Exercise directions » Rewrite the data from the beginning down through the line containing "indent-icon[interactable] [459,142,481,162]", switching "chevron-down-icon" to "caret-down-icon" and changing nothing else.

Records in a dataset »
------------------------

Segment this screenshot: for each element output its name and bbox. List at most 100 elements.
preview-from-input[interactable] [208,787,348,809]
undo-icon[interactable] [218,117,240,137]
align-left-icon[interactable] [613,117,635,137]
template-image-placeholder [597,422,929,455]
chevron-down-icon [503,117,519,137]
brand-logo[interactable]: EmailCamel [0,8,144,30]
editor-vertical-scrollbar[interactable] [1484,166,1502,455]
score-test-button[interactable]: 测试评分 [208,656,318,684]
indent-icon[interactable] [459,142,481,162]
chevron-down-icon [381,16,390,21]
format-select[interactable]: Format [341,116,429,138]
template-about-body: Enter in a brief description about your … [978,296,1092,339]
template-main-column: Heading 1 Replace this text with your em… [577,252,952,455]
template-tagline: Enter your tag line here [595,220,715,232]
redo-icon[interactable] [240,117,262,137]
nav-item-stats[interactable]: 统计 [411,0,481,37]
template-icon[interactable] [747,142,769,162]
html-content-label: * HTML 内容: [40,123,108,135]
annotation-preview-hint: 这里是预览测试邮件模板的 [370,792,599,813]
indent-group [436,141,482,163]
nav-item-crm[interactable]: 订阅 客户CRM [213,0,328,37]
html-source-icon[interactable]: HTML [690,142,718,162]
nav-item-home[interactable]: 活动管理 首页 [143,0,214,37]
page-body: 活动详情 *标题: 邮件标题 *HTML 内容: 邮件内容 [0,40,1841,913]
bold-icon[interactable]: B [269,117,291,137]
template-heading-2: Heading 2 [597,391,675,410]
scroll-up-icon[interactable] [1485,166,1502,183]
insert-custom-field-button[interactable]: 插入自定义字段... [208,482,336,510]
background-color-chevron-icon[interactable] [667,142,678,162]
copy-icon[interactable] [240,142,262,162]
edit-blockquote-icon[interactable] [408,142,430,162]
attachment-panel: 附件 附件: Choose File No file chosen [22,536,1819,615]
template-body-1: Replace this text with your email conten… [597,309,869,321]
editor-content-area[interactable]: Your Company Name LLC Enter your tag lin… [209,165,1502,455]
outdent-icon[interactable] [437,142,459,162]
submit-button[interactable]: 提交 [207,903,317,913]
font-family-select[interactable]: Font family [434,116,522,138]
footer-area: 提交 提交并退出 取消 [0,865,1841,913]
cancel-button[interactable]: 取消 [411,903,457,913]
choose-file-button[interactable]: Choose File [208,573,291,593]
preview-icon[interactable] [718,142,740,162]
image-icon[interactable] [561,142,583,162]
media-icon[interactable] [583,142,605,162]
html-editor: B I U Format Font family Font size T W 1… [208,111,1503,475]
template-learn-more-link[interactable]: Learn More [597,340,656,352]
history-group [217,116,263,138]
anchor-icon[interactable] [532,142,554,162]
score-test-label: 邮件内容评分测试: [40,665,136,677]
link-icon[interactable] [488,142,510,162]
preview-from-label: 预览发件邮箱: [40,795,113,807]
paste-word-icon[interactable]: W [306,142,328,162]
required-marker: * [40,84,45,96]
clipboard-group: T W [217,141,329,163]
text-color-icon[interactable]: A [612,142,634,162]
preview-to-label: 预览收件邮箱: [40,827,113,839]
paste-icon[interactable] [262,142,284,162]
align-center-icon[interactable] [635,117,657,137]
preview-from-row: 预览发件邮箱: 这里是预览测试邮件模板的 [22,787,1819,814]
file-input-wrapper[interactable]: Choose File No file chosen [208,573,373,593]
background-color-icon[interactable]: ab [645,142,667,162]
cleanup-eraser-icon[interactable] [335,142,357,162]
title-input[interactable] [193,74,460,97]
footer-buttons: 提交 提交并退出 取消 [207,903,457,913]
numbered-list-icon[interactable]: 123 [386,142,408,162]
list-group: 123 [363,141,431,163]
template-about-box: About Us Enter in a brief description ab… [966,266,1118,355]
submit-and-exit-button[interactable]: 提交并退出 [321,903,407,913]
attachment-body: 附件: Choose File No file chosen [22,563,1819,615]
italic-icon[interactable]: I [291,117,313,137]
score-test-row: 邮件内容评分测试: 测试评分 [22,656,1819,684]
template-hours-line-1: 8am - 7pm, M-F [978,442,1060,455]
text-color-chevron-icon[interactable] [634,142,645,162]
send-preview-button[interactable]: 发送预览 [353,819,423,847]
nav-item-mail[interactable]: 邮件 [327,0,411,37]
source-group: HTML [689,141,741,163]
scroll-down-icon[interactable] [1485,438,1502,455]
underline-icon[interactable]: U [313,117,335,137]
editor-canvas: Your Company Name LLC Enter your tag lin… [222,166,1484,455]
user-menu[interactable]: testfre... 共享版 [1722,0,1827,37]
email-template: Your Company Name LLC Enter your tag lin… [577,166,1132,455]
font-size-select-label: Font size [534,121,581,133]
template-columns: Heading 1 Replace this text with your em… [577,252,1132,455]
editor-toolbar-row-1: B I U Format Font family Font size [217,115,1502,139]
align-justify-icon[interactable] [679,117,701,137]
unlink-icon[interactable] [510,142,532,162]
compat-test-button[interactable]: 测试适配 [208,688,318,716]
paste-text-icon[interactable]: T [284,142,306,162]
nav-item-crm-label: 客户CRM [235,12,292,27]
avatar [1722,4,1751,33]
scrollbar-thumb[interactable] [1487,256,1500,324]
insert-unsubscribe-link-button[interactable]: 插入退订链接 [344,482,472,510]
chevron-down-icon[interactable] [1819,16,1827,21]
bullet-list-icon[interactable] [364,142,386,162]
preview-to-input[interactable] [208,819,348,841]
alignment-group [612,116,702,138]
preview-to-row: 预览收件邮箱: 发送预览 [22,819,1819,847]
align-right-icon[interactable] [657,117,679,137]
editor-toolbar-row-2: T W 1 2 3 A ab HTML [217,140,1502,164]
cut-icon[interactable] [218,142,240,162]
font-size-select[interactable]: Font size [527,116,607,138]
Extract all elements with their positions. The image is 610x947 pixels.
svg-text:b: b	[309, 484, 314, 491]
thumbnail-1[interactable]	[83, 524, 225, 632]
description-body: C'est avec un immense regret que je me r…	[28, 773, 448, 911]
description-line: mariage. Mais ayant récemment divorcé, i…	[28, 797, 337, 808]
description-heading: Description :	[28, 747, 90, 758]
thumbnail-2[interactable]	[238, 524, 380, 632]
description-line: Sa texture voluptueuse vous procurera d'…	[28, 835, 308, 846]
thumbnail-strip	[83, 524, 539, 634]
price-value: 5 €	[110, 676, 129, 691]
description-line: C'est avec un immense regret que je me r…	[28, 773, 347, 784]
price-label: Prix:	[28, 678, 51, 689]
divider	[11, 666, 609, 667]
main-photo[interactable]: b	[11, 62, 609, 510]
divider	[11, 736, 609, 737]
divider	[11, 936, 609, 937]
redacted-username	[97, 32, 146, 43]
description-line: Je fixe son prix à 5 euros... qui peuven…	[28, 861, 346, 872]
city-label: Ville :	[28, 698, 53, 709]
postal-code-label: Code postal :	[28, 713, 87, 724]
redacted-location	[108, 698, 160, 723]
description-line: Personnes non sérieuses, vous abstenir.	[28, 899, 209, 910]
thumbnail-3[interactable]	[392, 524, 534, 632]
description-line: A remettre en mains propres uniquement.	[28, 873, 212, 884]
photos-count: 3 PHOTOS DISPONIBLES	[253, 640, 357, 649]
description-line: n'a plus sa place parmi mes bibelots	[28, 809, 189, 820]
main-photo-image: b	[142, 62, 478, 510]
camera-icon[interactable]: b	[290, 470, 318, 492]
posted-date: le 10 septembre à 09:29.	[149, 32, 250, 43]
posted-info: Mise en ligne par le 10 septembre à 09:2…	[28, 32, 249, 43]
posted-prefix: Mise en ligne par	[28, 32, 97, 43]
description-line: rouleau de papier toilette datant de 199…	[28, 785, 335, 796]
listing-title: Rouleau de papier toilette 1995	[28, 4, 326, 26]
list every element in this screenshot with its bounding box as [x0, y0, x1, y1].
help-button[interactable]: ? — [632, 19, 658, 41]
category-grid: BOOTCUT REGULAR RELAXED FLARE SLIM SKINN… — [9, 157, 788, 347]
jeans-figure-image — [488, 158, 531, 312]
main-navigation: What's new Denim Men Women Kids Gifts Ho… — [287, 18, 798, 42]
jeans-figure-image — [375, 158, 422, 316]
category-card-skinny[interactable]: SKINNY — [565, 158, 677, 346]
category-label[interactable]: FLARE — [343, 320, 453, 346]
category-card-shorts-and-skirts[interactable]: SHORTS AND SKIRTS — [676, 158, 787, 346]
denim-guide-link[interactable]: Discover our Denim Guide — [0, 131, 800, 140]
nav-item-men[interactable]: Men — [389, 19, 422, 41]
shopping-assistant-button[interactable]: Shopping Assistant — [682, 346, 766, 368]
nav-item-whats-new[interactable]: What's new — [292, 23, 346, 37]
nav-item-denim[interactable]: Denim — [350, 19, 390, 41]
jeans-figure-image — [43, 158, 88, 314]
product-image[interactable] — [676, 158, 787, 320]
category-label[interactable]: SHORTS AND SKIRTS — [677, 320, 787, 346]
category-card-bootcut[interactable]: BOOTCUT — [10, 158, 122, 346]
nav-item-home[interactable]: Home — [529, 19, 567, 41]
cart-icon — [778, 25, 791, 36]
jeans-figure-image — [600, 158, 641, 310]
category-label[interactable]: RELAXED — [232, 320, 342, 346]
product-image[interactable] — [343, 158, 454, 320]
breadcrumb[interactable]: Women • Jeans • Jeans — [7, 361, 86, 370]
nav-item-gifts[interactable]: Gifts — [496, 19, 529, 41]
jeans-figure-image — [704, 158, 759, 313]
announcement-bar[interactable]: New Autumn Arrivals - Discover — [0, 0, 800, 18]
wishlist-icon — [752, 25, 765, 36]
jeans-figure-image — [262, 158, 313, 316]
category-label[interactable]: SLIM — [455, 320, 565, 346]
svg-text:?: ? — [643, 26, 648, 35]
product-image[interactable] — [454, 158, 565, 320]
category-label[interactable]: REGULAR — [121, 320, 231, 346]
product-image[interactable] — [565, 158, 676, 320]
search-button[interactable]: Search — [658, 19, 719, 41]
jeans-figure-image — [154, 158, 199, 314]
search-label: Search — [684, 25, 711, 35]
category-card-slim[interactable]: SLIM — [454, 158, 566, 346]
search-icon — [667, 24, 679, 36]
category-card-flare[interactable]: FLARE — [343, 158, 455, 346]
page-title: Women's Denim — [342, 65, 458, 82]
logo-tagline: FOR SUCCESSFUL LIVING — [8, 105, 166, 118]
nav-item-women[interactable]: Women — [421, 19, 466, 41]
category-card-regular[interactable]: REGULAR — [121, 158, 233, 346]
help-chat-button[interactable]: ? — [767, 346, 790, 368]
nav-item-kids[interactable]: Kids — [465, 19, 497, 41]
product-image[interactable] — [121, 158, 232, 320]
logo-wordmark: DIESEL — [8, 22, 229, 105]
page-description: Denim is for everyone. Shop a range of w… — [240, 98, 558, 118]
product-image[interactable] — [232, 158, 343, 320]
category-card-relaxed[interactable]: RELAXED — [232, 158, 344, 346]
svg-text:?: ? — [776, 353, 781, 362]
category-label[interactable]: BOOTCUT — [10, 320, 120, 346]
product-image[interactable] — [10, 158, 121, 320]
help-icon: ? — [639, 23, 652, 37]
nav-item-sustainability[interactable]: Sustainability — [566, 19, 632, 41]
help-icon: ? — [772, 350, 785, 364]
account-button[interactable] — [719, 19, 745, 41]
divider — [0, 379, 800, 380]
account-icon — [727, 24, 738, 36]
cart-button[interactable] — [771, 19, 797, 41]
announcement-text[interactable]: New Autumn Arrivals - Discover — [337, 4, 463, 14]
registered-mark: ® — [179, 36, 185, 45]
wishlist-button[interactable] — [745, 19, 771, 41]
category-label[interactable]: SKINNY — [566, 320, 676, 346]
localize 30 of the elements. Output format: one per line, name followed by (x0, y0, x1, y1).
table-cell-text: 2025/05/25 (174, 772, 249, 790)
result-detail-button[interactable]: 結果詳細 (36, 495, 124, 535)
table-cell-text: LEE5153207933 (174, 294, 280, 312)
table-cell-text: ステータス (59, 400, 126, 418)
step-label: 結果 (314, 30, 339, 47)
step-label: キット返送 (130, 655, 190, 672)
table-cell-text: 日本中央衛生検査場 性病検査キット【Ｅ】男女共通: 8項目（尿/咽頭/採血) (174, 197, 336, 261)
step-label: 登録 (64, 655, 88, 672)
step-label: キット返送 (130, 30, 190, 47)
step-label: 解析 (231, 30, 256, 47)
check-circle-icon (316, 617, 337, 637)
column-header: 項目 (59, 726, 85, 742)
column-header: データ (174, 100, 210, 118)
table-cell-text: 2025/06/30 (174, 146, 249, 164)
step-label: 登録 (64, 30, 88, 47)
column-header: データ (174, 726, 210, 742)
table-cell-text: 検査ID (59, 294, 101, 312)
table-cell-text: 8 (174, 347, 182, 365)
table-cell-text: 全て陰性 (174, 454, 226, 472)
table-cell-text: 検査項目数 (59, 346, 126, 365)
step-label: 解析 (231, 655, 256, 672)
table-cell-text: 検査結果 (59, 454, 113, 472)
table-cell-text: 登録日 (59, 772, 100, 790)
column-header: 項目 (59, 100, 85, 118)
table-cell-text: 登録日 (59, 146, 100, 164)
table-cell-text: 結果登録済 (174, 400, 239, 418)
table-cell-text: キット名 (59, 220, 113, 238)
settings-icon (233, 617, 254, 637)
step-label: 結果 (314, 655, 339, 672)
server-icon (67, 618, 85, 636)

------------------------

Task answer »
Segment this screenshot: for each element output its name and bbox. List at most 100 elements.
preview-from-input[interactable] [208,787,348,809]
undo-icon[interactable] [218,117,240,137]
align-left-icon[interactable] [613,117,635,137]
template-image-placeholder [597,422,929,455]
caret-down-icon [503,117,519,137]
brand-logo[interactable]: EmailCamel [0,8,144,30]
editor-vertical-scrollbar[interactable] [1484,166,1502,455]
score-test-button[interactable]: 测试评分 [208,656,318,684]
indent-icon[interactable] [459,142,481,162]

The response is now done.